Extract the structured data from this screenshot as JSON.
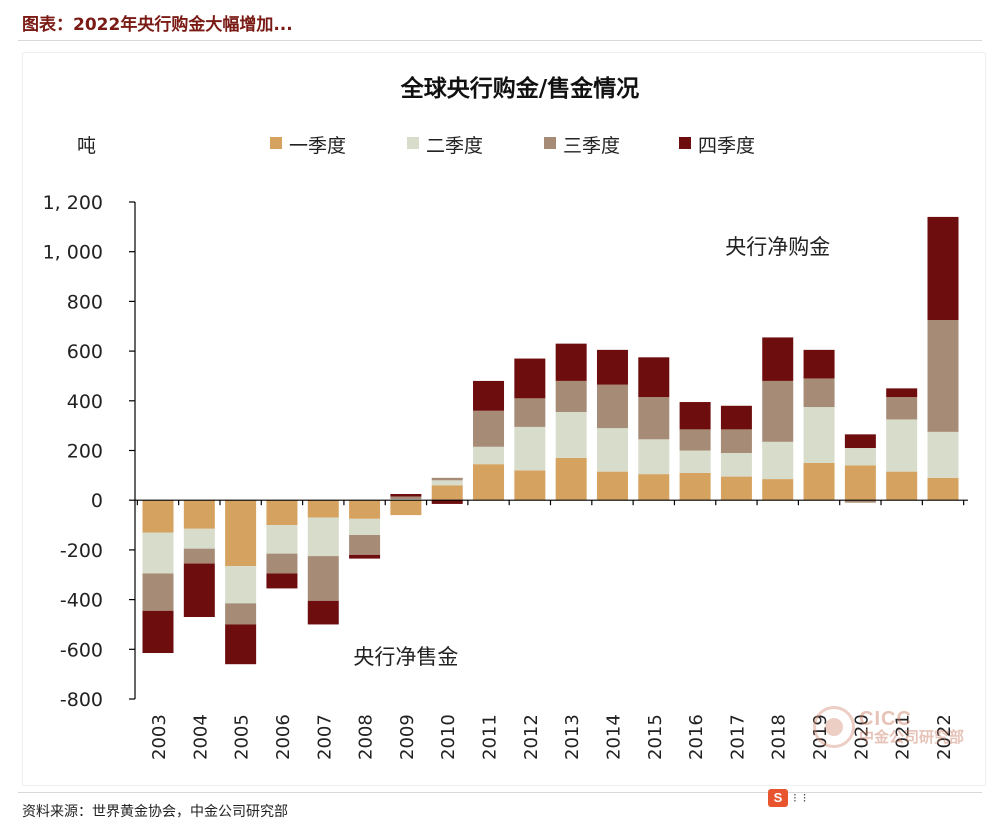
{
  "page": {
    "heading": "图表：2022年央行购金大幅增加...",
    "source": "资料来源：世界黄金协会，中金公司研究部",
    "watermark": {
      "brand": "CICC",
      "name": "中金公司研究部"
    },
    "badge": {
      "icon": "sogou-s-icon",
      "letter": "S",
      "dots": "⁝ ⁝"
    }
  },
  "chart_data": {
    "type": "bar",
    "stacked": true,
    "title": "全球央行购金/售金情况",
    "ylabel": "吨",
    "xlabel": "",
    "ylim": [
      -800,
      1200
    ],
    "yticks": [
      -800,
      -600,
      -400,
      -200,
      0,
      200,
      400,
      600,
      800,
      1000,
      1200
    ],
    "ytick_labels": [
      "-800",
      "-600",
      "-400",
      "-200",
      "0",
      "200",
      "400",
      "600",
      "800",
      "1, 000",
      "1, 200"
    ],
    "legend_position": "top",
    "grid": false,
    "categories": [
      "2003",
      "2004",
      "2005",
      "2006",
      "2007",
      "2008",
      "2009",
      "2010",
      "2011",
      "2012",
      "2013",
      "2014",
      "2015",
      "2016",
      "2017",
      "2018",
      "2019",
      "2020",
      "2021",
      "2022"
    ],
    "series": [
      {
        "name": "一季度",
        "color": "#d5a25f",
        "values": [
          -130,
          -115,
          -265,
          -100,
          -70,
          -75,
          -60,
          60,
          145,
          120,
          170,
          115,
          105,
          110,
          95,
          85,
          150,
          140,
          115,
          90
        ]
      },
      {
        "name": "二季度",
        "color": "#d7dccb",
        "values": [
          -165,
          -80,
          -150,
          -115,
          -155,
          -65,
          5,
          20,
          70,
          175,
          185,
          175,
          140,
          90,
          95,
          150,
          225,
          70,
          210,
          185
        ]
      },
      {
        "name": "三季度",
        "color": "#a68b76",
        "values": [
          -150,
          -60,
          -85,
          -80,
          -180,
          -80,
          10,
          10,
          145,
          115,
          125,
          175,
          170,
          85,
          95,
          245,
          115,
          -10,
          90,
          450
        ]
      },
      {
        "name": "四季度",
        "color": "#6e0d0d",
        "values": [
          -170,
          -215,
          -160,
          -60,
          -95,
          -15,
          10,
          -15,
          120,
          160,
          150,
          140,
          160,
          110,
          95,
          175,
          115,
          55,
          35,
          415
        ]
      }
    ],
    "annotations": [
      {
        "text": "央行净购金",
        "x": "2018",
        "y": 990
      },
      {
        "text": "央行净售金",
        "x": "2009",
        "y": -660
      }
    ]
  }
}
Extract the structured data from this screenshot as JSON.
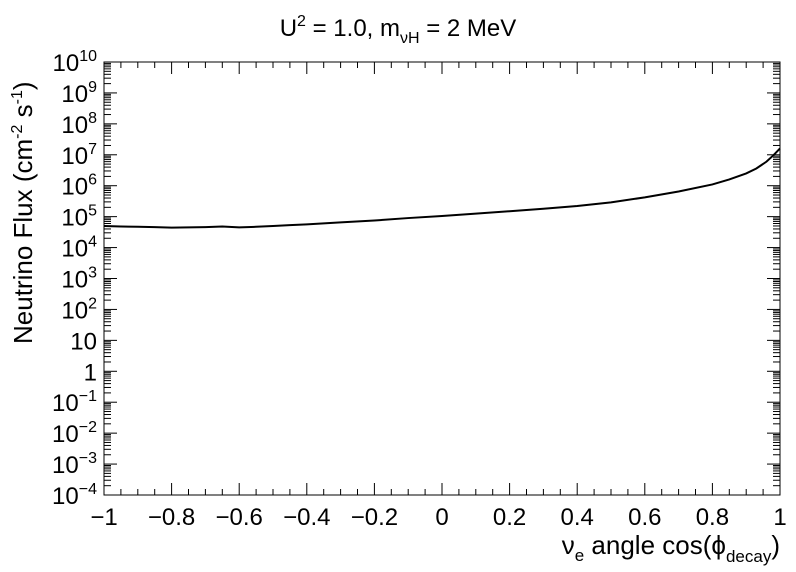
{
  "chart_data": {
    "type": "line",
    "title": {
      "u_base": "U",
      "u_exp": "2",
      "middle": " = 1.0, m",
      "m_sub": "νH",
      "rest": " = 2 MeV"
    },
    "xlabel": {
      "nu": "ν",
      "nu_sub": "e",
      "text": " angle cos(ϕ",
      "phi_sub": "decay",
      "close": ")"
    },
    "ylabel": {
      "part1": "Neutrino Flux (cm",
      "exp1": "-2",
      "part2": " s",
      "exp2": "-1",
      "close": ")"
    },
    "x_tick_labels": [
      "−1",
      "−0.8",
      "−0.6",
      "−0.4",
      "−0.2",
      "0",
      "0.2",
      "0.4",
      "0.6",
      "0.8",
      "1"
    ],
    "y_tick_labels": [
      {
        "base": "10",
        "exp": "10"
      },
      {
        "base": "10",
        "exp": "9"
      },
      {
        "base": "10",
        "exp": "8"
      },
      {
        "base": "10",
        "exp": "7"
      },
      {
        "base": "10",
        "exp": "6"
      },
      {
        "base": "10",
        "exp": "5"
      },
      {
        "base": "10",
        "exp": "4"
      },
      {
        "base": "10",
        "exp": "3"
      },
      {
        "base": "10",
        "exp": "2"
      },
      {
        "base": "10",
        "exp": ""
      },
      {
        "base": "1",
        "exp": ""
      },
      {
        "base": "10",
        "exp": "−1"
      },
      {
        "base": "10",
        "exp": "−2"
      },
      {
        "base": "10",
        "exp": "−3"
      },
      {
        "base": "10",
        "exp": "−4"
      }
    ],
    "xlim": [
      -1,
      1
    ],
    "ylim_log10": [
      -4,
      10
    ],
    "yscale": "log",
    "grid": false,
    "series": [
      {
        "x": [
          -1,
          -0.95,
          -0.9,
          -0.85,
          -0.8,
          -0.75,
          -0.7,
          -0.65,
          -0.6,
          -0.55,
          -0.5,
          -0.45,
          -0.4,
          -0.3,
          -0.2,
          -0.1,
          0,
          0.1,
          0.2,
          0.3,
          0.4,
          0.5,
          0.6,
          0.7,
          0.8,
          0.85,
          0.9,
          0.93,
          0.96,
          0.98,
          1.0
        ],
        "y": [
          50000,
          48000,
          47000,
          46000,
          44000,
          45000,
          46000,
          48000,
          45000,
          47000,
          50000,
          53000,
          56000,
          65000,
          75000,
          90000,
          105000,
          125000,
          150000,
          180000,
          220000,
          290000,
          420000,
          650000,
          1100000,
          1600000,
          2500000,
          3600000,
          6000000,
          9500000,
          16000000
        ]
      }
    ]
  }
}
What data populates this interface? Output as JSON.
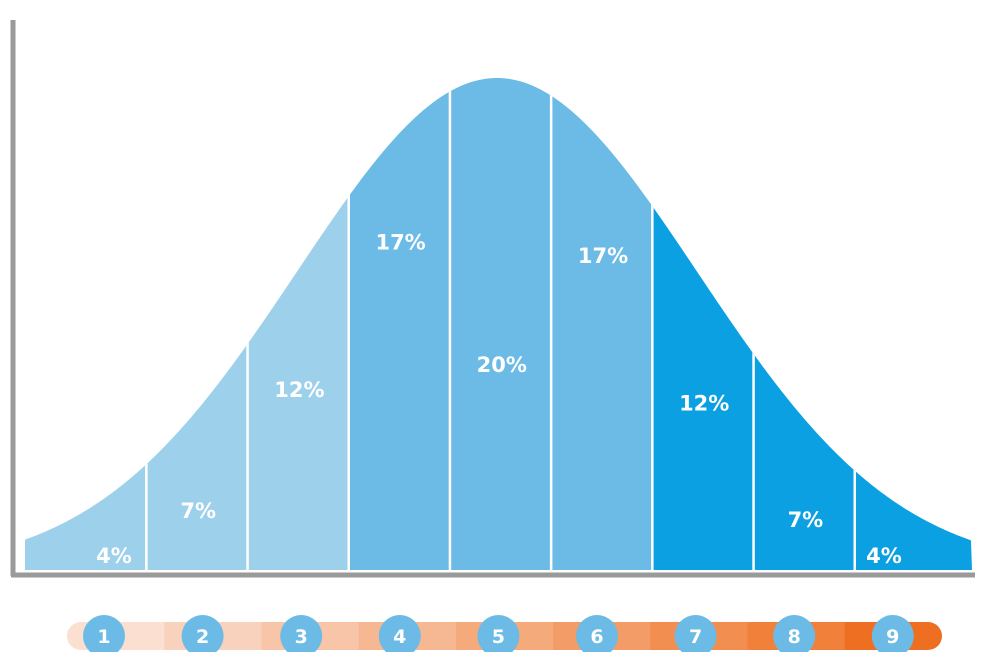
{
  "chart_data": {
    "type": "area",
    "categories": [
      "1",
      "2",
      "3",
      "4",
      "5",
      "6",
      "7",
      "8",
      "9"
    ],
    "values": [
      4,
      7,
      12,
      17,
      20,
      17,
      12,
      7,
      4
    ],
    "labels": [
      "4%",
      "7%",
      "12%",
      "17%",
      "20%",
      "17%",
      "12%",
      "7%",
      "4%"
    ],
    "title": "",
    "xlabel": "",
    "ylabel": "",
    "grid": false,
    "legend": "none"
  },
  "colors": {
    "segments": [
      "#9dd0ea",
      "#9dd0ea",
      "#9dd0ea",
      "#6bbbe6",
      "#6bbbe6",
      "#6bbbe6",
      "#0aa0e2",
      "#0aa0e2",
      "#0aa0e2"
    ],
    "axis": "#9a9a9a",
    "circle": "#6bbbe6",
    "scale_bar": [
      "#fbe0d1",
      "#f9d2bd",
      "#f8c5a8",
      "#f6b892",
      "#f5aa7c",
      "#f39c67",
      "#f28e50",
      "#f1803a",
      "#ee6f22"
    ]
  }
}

◇ ◇ ◇ ◇

Write out the whole listing again, exactly, with no pictures.

Extract the structured data from this screenshot as JSON.
{
  "page": {
    "heading": "图表：2022年央行购金大幅增加...",
    "source": "资料来源：世界黄金协会，中金公司研究部",
    "watermark": {
      "brand": "CICC",
      "name": "中金公司研究部"
    },
    "badge": {
      "icon": "sogou-s-icon",
      "letter": "S",
      "dots": "⁝ ⁝"
    }
  },
  "chart_data": {
    "type": "bar",
    "stacked": true,
    "title": "全球央行购金/售金情况",
    "ylabel": "吨",
    "xlabel": "",
    "ylim": [
      -800,
      1200
    ],
    "yticks": [
      -800,
      -600,
      -400,
      -200,
      0,
      200,
      400,
      600,
      800,
      1000,
      1200
    ],
    "ytick_labels": [
      "-800",
      "-600",
      "-400",
      "-200",
      "0",
      "200",
      "400",
      "600",
      "800",
      "1, 000",
      "1, 200"
    ],
    "legend_position": "top",
    "grid": false,
    "categories": [
      "2003",
      "2004",
      "2005",
      "2006",
      "2007",
      "2008",
      "2009",
      "2010",
      "2011",
      "2012",
      "2013",
      "2014",
      "2015",
      "2016",
      "2017",
      "2018",
      "2019",
      "2020",
      "2021",
      "2022"
    ],
    "series": [
      {
        "name": "一季度",
        "color": "#d5a25f",
        "values": [
          -130,
          -115,
          -265,
          -100,
          -70,
          -75,
          -60,
          60,
          145,
          120,
          170,
          115,
          105,
          110,
          95,
          85,
          150,
          140,
          115,
          90
        ]
      },
      {
        "name": "二季度",
        "color": "#d7dccb",
        "values": [
          -165,
          -80,
          -150,
          -115,
          -155,
          -65,
          5,
          20,
          70,
          175,
          185,
          175,
          140,
          90,
          95,
          150,
          225,
          70,
          210,
          185
        ]
      },
      {
        "name": "三季度",
        "color": "#a68b76",
        "values": [
          -150,
          -60,
          -85,
          -80,
          -180,
          -80,
          10,
          10,
          145,
          115,
          125,
          175,
          170,
          85,
          95,
          245,
          115,
          -10,
          90,
          450
        ]
      },
      {
        "name": "四季度",
        "color": "#6e0d0d",
        "values": [
          -170,
          -215,
          -160,
          -60,
          -95,
          -15,
          10,
          -15,
          120,
          160,
          150,
          140,
          160,
          110,
          95,
          175,
          115,
          55,
          35,
          415
        ]
      }
    ],
    "annotations": [
      {
        "text": "央行净购金",
        "x": "2018",
        "y": 990
      },
      {
        "text": "央行净售金",
        "x": "2009",
        "y": -660
      }
    ]
  }
}
Extract the structured data from this screenshot as JSON.
{
  "chart_data": {
    "type": "line",
    "title": {
      "u_base": "U",
      "u_exp": "2",
      "middle": " = 1.0, m",
      "m_sub": "νH",
      "rest": " = 2 MeV"
    },
    "xlabel": {
      "nu": "ν",
      "nu_sub": "e",
      "text": " angle cos(ϕ",
      "phi_sub": "decay",
      "close": ")"
    },
    "ylabel": {
      "part1": "Neutrino Flux (cm",
      "exp1": "-2",
      "part2": " s",
      "exp2": "-1",
      "close": ")"
    },
    "x_tick_labels": [
      "−1",
      "−0.8",
      "−0.6",
      "−0.4",
      "−0.2",
      "0",
      "0.2",
      "0.4",
      "0.6",
      "0.8",
      "1"
    ],
    "y_tick_labels": [
      {
        "base": "10",
        "exp": "10"
      },
      {
        "base": "10",
        "exp": "9"
      },
      {
        "base": "10",
        "exp": "8"
      },
      {
        "base": "10",
        "exp": "7"
      },
      {
        "base": "10",
        "exp": "6"
      },
      {
        "base": "10",
        "exp": "5"
      },
      {
        "base": "10",
        "exp": "4"
      },
      {
        "base": "10",
        "exp": "3"
      },
      {
        "base": "10",
        "exp": "2"
      },
      {
        "base": "10",
        "exp": ""
      },
      {
        "base": "1",
        "exp": ""
      },
      {
        "base": "10",
        "exp": "−1"
      },
      {
        "base": "10",
        "exp": "−2"
      },
      {
        "base": "10",
        "exp": "−3"
      },
      {
        "base": "10",
        "exp": "−4"
      }
    ],
    "xlim": [
      -1,
      1
    ],
    "ylim_log10": [
      -4,
      10
    ],
    "yscale": "log",
    "grid": false,
    "series": [
      {
        "x": [
          -1,
          -0.95,
          -0.9,
          -0.85,
          -0.8,
          -0.75,
          -0.7,
          -0.65,
          -0.6,
          -0.55,
          -0.5,
          -0.45,
          -0.4,
          -0.3,
          -0.2,
          -0.1,
          0,
          0.1,
          0.2,
          0.3,
          0.4,
          0.5,
          0.6,
          0.7,
          0.8,
          0.85,
          0.9,
          0.93,
          0.96,
          0.98,
          1.0
        ],
        "y": [
          50000,
          48000,
          47000,
          46000,
          44000,
          45000,
          46000,
          48000,
          45000,
          47000,
          50000,
          53000,
          56000,
          65000,
          75000,
          90000,
          105000,
          125000,
          150000,
          180000,
          220000,
          290000,
          420000,
          650000,
          1100000,
          1600000,
          2500000,
          3600000,
          6000000,
          9500000,
          16000000
        ]
      }
    ]
  }
}
What data populates this interface? Output as JSON.
{
  "chart_data": {
    "type": "area",
    "categories": [
      "1",
      "2",
      "3",
      "4",
      "5",
      "6",
      "7",
      "8",
      "9"
    ],
    "values": [
      4,
      7,
      12,
      17,
      20,
      17,
      12,
      7,
      4
    ],
    "labels": [
      "4%",
      "7%",
      "12%",
      "17%",
      "20%",
      "17%",
      "12%",
      "7%",
      "4%"
    ],
    "title": "",
    "xlabel": "",
    "ylabel": "",
    "grid": false,
    "legend": "none"
  },
  "colors": {
    "segments": [
      "#9dd0ea",
      "#9dd0ea",
      "#9dd0ea",
      "#6bbbe6",
      "#6bbbe6",
      "#6bbbe6",
      "#0aa0e2",
      "#0aa0e2",
      "#0aa0e2"
    ],
    "axis": "#9a9a9a",
    "circle": "#6bbbe6",
    "scale_bar": [
      "#fbe0d1",
      "#f9d2bd",
      "#f8c5a8",
      "#f6b892",
      "#f5aa7c",
      "#f39c67",
      "#f28e50",
      "#f1803a",
      "#ee6f22"
    ]
  }
}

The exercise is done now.